## Short task:
Copy each line where the word "label" occurs.

┌─ Records for the task

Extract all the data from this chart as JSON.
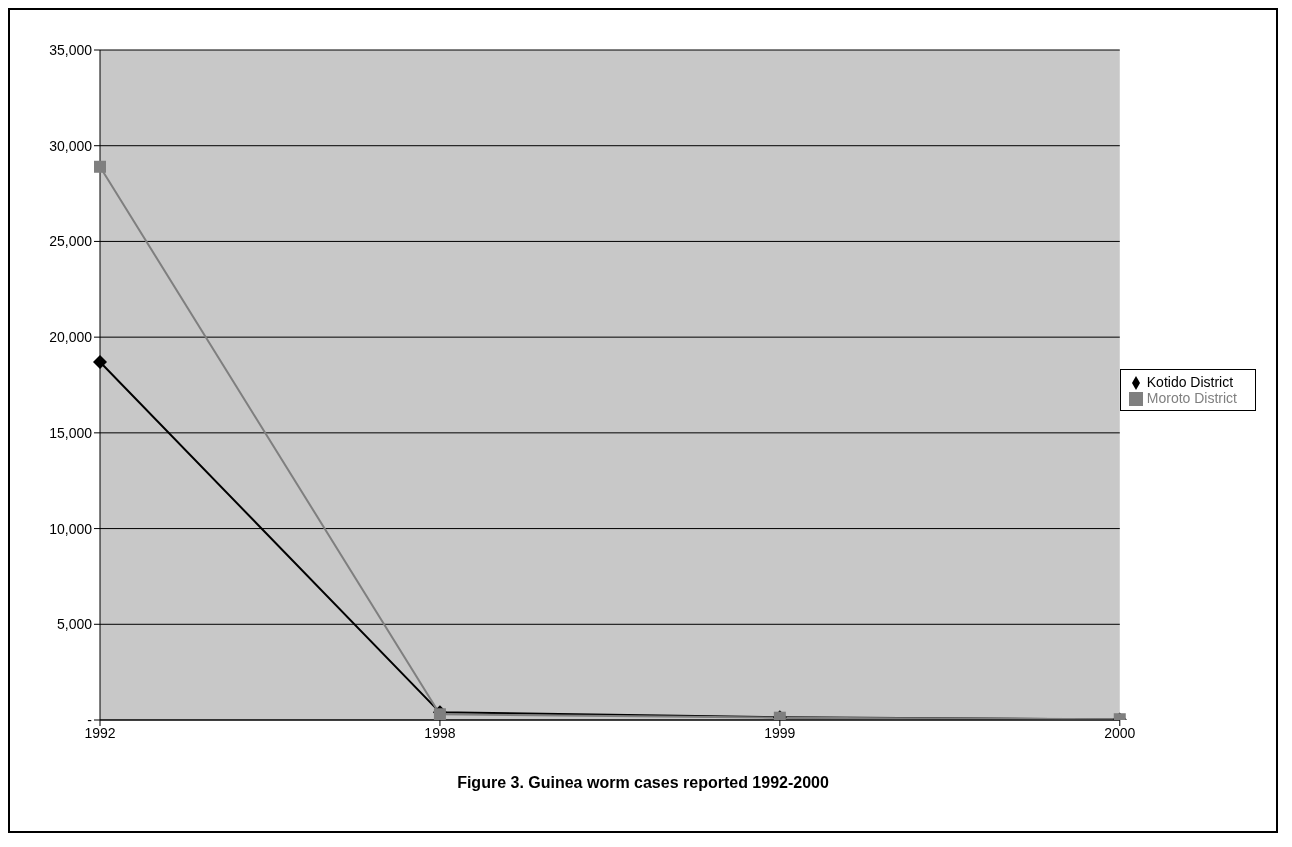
{
  "chart_data": {
    "type": "line",
    "title": "Figure 3. Guinea worm cases reported 1992-2000",
    "categories": [
      "1992",
      "1998",
      "1999",
      "2000"
    ],
    "series": [
      {
        "name": "Kotido District",
        "color": "#000000",
        "marker": "diamond",
        "values": [
          18700,
          400,
          150,
          30
        ]
      },
      {
        "name": "Moroto District",
        "color": "#7f7f7f",
        "marker": "square",
        "values": [
          28900,
          300,
          120,
          40
        ]
      }
    ],
    "ylim": [
      0,
      35000
    ],
    "yticks": [
      {
        "value": 0,
        "label": "-"
      },
      {
        "value": 5000,
        "label": "5,000"
      },
      {
        "value": 10000,
        "label": "10,000"
      },
      {
        "value": 15000,
        "label": "15,000"
      },
      {
        "value": 20000,
        "label": "20,000"
      },
      {
        "value": 25000,
        "label": "25,000"
      },
      {
        "value": 30000,
        "label": "30,000"
      },
      {
        "value": 35000,
        "label": "35,000"
      }
    ],
    "grid": "y",
    "legend": "right"
  }
}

└─

## Correct answer:
        "label": "-"
        "label": "5,000"
        "label": "10,000"
        "label": "15,000"
        "label": "20,000"
        "label": "25,000"
        "label": "30,000"
        "label": "35,000"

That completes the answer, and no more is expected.